--- Begin Given information ---

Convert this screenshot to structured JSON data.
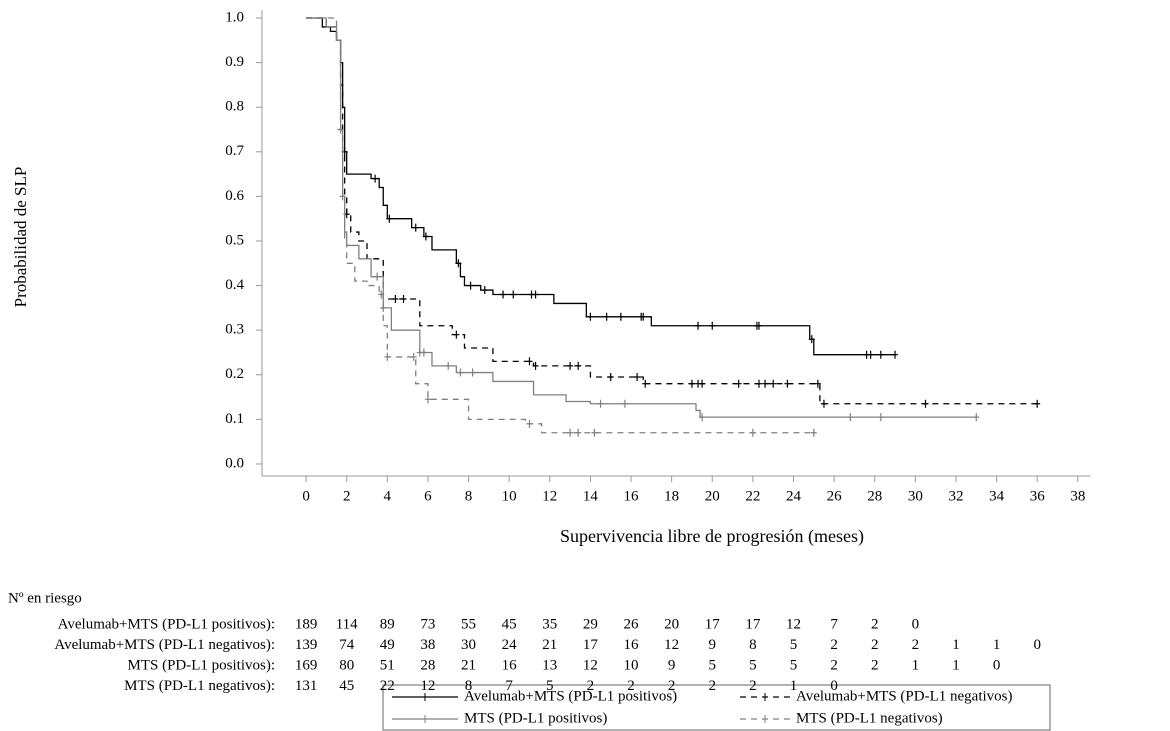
{
  "chart_data": {
    "type": "km",
    "ylabel": "Probabilidad de SLP",
    "xlabel": "Supervivencia libre de progresión (meses)",
    "xlim": [
      -2.17,
      38.6
    ],
    "ylim": [
      -0.027,
      1.018
    ],
    "xticks": [
      0,
      2,
      4,
      6,
      8,
      10,
      12,
      14,
      16,
      18,
      20,
      22,
      24,
      26,
      28,
      30,
      32,
      34,
      36,
      38
    ],
    "yticks": [
      {
        "value": 0,
        "label": "0.0"
      },
      0.1,
      0.2,
      0.3,
      0.4,
      0.5,
      0.6,
      0.7,
      0.8,
      0.9,
      {
        "value": 1,
        "label": "1.0"
      }
    ],
    "series": [
      {
        "name": "Avelumab+MTS (PD-L1 positivos)",
        "color": "#000000",
        "dash": false,
        "x": [
          0,
          0.8,
          1.2,
          1.5,
          1.7,
          1.8,
          1.9,
          2.0,
          3.2,
          3.6,
          3.8,
          4.0,
          5.2,
          5.8,
          6.2,
          7.4,
          7.6,
          7.8,
          8.6,
          9.2,
          12.2,
          13.8,
          17.0,
          24.8,
          25.0,
          29.0
        ],
        "values": [
          1.0,
          0.98,
          0.97,
          0.95,
          0.9,
          0.8,
          0.7,
          0.65,
          0.64,
          0.62,
          0.58,
          0.55,
          0.53,
          0.51,
          0.48,
          0.45,
          0.42,
          0.4,
          0.39,
          0.38,
          0.36,
          0.33,
          0.31,
          0.28,
          0.245,
          0.245
        ],
        "censored": [
          1.9,
          3.4,
          4.1,
          5.4,
          5.9,
          7.5,
          8.1,
          8.8,
          9.7,
          10.2,
          11.1,
          11.3,
          14.0,
          14.8,
          15.5,
          16.5,
          16.6,
          19.3,
          20.0,
          22.2,
          22.3,
          24.9,
          27.6,
          27.8,
          28.3,
          29.0
        ]
      },
      {
        "name": "Avelumab+MTS (PD-L1 negativos)",
        "color": "#000000",
        "dash": true,
        "x": [
          0,
          1.0,
          1.5,
          1.7,
          1.8,
          1.9,
          2.0,
          2.2,
          2.6,
          3.0,
          3.8,
          5.6,
          7.2,
          7.8,
          9.2,
          11.2,
          14.0,
          16.6,
          25.3,
          36.0
        ],
        "values": [
          1.0,
          0.98,
          0.95,
          0.85,
          0.7,
          0.6,
          0.56,
          0.52,
          0.5,
          0.46,
          0.37,
          0.31,
          0.29,
          0.26,
          0.23,
          0.22,
          0.195,
          0.18,
          0.135,
          0.135
        ],
        "censored": [
          2.0,
          4.4,
          4.8,
          7.4,
          11.0,
          11.3,
          13.0,
          13.4,
          15.0,
          16.3,
          16.7,
          19.0,
          19.3,
          19.5,
          21.3,
          22.3,
          22.6,
          23.0,
          23.7,
          25.2,
          25.5,
          30.5,
          36.0
        ]
      },
      {
        "name": "MTS (PD-L1 positivos)",
        "color": "#808080",
        "dash": false,
        "x": [
          0,
          1.0,
          1.5,
          1.7,
          1.8,
          1.9,
          2.0,
          2.6,
          3.2,
          3.8,
          4.2,
          5.6,
          6.2,
          7.4,
          9.2,
          11.2,
          12.8,
          14.0,
          19.2,
          19.4,
          33.0
        ],
        "values": [
          1.0,
          0.98,
          0.95,
          0.75,
          0.6,
          0.52,
          0.49,
          0.46,
          0.42,
          0.35,
          0.3,
          0.25,
          0.22,
          0.205,
          0.185,
          0.155,
          0.14,
          0.135,
          0.12,
          0.105,
          0.105
        ],
        "censored": [
          1.7,
          3.5,
          3.8,
          5.6,
          5.8,
          7.0,
          7.6,
          8.2,
          14.5,
          15.7,
          19.5,
          26.8,
          28.3,
          33.0
        ]
      },
      {
        "name": "MTS (PD-L1 negativos)",
        "color": "#808080",
        "dash": true,
        "x": [
          0,
          1.5,
          1.7,
          1.8,
          1.9,
          2.0,
          2.4,
          3.0,
          3.6,
          3.8,
          4.0,
          5.4,
          6.0,
          8.0,
          10.8,
          11.6,
          25.0
        ],
        "values": [
          1.0,
          0.95,
          0.75,
          0.6,
          0.5,
          0.45,
          0.41,
          0.4,
          0.38,
          0.31,
          0.24,
          0.18,
          0.145,
          0.1,
          0.09,
          0.07,
          0.07
        ],
        "censored": [
          1.7,
          1.8,
          3.7,
          4.0,
          5.3,
          6.0,
          11.0,
          13.0,
          13.4,
          14.2,
          22.0,
          25.0
        ]
      }
    ],
    "risk_table": {
      "title": "Nº en riesgo",
      "rows": [
        {
          "label": "Avelumab+MTS (PD-L1 positivos):",
          "values": [
            189,
            114,
            89,
            73,
            55,
            45,
            35,
            29,
            26,
            20,
            17,
            17,
            12,
            7,
            2,
            0
          ]
        },
        {
          "label": "Avelumab+MTS (PD-L1 negativos):",
          "values": [
            139,
            74,
            49,
            38,
            30,
            24,
            21,
            17,
            16,
            12,
            9,
            8,
            5,
            2,
            2,
            2,
            1,
            1,
            0
          ]
        },
        {
          "label": "MTS (PD-L1 positivos):",
          "values": [
            169,
            80,
            51,
            28,
            21,
            16,
            13,
            12,
            10,
            9,
            5,
            5,
            5,
            2,
            2,
            1,
            1,
            0
          ]
        },
        {
          "label": "MTS (PD-L1 negativos):",
          "values": [
            131,
            45,
            22,
            12,
            8,
            7,
            5,
            2,
            2,
            2,
            2,
            2,
            1,
            0
          ]
        }
      ]
    }
  }
}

--- End Given information ---

Written task | Repeat the records above exactly, leaving out any pictures they contain.

Answer for the task |
Convert this screenshot to structured JSON data.
{
  "chart_data": {
    "type": "km",
    "ylabel": "Probabilidad de SLP",
    "xlabel": "Supervivencia libre de progresión (meses)",
    "xlim": [
      -2.17,
      38.6
    ],
    "ylim": [
      -0.027,
      1.018
    ],
    "xticks": [
      0,
      2,
      4,
      6,
      8,
      10,
      12,
      14,
      16,
      18,
      20,
      22,
      24,
      26,
      28,
      30,
      32,
      34,
      36,
      38
    ],
    "yticks": [
      {
        "value": 0,
        "label": "0.0"
      },
      0.1,
      0.2,
      0.3,
      0.4,
      0.5,
      0.6,
      0.7,
      0.8,
      0.9,
      {
        "value": 1,
        "label": "1.0"
      }
    ],
    "series": [
      {
        "name": "Avelumab+MTS (PD-L1 positivos)",
        "color": "#000000",
        "dash": false,
        "x": [
          0,
          0.8,
          1.2,
          1.5,
          1.7,
          1.8,
          1.9,
          2.0,
          3.2,
          3.6,
          3.8,
          4.0,
          5.2,
          5.8,
          6.2,
          7.4,
          7.6,
          7.8,
          8.6,
          9.2,
          12.2,
          13.8,
          17.0,
          24.8,
          25.0,
          29.0
        ],
        "values": [
          1.0,
          0.98,
          0.97,
          0.95,
          0.9,
          0.8,
          0.7,
          0.65,
          0.64,
          0.62,
          0.58,
          0.55,
          0.53,
          0.51,
          0.48,
          0.45,
          0.42,
          0.4,
          0.39,
          0.38,
          0.36,
          0.33,
          0.31,
          0.28,
          0.245,
          0.245
        ],
        "censored": [
          1.9,
          3.4,
          4.1,
          5.4,
          5.9,
          7.5,
          8.1,
          8.8,
          9.7,
          10.2,
          11.1,
          11.3,
          14.0,
          14.8,
          15.5,
          16.5,
          16.6,
          19.3,
          20.0,
          22.2,
          22.3,
          24.9,
          27.6,
          27.8,
          28.3,
          29.0
        ]
      },
      {
        "name": "Avelumab+MTS (PD-L1 negativos)",
        "color": "#000000",
        "dash": true,
        "x": [
          0,
          1.0,
          1.5,
          1.7,
          1.8,
          1.9,
          2.0,
          2.2,
          2.6,
          3.0,
          3.8,
          5.6,
          7.2,
          7.8,
          9.2,
          11.2,
          14.0,
          16.6,
          25.3,
          36.0
        ],
        "values": [
          1.0,
          0.98,
          0.95,
          0.85,
          0.7,
          0.6,
          0.56,
          0.52,
          0.5,
          0.46,
          0.37,
          0.31,
          0.29,
          0.26,
          0.23,
          0.22,
          0.195,
          0.18,
          0.135,
          0.135
        ],
        "censored": [
          2.0,
          4.4,
          4.8,
          7.4,
          11.0,
          11.3,
          13.0,
          13.4,
          15.0,
          16.3,
          16.7,
          19.0,
          19.3,
          19.5,
          21.3,
          22.3,
          22.6,
          23.0,
          23.7,
          25.2,
          25.5,
          30.5,
          36.0
        ]
      },
      {
        "name": "MTS (PD-L1 positivos)",
        "color": "#808080",
        "dash": false,
        "x": [
          0,
          1.0,
          1.5,
          1.7,
          1.8,
          1.9,
          2.0,
          2.6,
          3.2,
          3.8,
          4.2,
          5.6,
          6.2,
          7.4,
          9.2,
          11.2,
          12.8,
          14.0,
          19.2,
          19.4,
          33.0
        ],
        "values": [
          1.0,
          0.98,
          0.95,
          0.75,
          0.6,
          0.52,
          0.49,
          0.46,
          0.42,
          0.35,
          0.3,
          0.25,
          0.22,
          0.205,
          0.185,
          0.155,
          0.14,
          0.135,
          0.12,
          0.105,
          0.105
        ],
        "censored": [
          1.7,
          3.5,
          3.8,
          5.6,
          5.8,
          7.0,
          7.6,
          8.2,
          14.5,
          15.7,
          19.5,
          26.8,
          28.3,
          33.0
        ]
      },
      {
        "name": "MTS (PD-L1 negativos)",
        "color": "#808080",
        "dash": true,
        "x": [
          0,
          1.5,
          1.7,
          1.8,
          1.9,
          2.0,
          2.4,
          3.0,
          3.6,
          3.8,
          4.0,
          5.4,
          6.0,
          8.0,
          10.8,
          11.6,
          25.0
        ],
        "values": [
          1.0,
          0.95,
          0.75,
          0.6,
          0.5,
          0.45,
          0.41,
          0.4,
          0.38,
          0.31,
          0.24,
          0.18,
          0.145,
          0.1,
          0.09,
          0.07,
          0.07
        ],
        "censored": [
          1.7,
          1.8,
          3.7,
          4.0,
          5.3,
          6.0,
          11.0,
          13.0,
          13.4,
          14.2,
          22.0,
          25.0
        ]
      }
    ],
    "risk_table": {
      "title": "Nº en riesgo",
      "rows": [
        {
          "label": "Avelumab+MTS (PD-L1 positivos):",
          "values": [
            189,
            114,
            89,
            73,
            55,
            45,
            35,
            29,
            26,
            20,
            17,
            17,
            12,
            7,
            2,
            0
          ]
        },
        {
          "label": "Avelumab+MTS (PD-L1 negativos):",
          "values": [
            139,
            74,
            49,
            38,
            30,
            24,
            21,
            17,
            16,
            12,
            9,
            8,
            5,
            2,
            2,
            2,
            1,
            1,
            0
          ]
        },
        {
          "label": "MTS (PD-L1 positivos):",
          "values": [
            169,
            80,
            51,
            28,
            21,
            16,
            13,
            12,
            10,
            9,
            5,
            5,
            5,
            2,
            2,
            1,
            1,
            0
          ]
        },
        {
          "label": "MTS (PD-L1 negativos):",
          "values": [
            131,
            45,
            22,
            12,
            8,
            7,
            5,
            2,
            2,
            2,
            2,
            2,
            1,
            0
          ]
        }
      ]
    }
  }
}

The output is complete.